● **Excerpt**
++++++++++

Stiftung Tierärztliche Hochschule Hannover (TiHo)TiHo eLib

Blood analysis of laboratory Macaca mulatta used for neuroscience research : investigation of long-term and cumulative effects of implants, fluid control, and laboratory procedures

The nonhuman primate (NHP) constitutes an extraordinarily important model in neuroscience research for understanding the neuronal underpinnings of perceptual, motor, cognitive, and executive functions of the primate brain, and to study the physiological causes, effects, and potential treatments of brain disorders. Because of their cognitive capabilities, NHPs receive special attention in animal welfare regulations around the world, and their well-being is a benchmark for the evaluation, monitoring, and refinement of experimental procedures. As a consequence, many typical neuroscientific procedures are considered only mildly severe by animal welfare boards. There is, however, an ongoing debate about possible long-term and cumulative effects. Because of a lack of longitudinal data, it is unclear whether mildly severe procedures may cause more significant harm on the long-term, and to what extent they may impact animal well-being and healthiness over time. We here make use of a database of blood samples drawn over a period of 15 years from 39 rhesus monkeys (Macaca mulatta) to address the issue of long-term, cumulative effects of neuroscientific procedures. A careful analysis of indicative primate blood markers for chronic inflammation, hydration status, and stress levels, their comparison to baseline values from both the same animals and the literature, and evaluation of additional hematologic, physiological, and behavioral parameters did not provide support for the notion of long-term, cumulative effects on the monkeys' healthiness and well-being. The results may serve the community as a reference for the severity assessment of neuroscientific experiments involving NHPs.

++++++++++

(Collected data)
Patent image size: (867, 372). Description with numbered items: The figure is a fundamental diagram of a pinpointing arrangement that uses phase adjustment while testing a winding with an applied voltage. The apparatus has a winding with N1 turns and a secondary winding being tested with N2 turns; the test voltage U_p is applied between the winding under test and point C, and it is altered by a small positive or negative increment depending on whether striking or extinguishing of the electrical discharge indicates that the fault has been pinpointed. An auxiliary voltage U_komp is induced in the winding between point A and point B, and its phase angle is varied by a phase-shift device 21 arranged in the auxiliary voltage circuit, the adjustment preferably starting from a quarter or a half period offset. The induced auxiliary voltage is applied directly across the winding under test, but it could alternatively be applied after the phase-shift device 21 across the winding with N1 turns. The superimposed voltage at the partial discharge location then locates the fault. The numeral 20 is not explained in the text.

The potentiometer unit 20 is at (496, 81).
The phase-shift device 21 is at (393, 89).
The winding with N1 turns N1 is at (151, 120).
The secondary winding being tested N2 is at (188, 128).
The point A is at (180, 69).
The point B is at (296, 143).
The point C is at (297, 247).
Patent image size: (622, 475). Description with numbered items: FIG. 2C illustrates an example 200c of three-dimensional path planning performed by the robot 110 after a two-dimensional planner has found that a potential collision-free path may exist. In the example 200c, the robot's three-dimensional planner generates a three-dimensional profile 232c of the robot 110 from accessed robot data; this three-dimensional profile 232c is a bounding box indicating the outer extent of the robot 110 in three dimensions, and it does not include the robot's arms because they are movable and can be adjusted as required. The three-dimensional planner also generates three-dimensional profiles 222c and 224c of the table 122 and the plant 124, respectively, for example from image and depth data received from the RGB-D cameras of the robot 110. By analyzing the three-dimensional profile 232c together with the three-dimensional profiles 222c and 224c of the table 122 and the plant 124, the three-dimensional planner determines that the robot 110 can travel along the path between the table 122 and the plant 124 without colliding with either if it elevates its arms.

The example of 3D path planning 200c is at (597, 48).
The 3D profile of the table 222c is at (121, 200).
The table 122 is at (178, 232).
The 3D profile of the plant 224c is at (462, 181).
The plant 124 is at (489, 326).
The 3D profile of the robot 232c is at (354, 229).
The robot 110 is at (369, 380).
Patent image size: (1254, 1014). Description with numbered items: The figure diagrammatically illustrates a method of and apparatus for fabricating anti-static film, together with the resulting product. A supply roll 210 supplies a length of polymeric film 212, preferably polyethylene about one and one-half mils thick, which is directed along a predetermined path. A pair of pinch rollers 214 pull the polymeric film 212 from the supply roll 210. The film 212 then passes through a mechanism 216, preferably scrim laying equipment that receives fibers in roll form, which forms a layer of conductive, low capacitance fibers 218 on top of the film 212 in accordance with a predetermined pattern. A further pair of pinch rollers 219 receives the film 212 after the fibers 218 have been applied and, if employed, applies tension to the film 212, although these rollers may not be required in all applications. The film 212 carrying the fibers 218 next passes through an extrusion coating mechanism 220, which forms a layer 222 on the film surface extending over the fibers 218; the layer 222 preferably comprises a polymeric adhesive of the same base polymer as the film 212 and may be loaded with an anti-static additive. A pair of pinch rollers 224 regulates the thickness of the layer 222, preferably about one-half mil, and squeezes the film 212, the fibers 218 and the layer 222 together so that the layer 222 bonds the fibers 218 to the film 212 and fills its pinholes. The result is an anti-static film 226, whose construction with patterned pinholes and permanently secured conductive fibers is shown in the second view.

++++++++++

● **Action item**
In the abstract on blood analysis of laboratory rhesus monkeys, how many monkeys provided the blood samples in the database, and over how many years were the samples drawn?

● **Exercise answer**
The samples came from 39 rhesus monkeys and were drawn over a period of 15 years.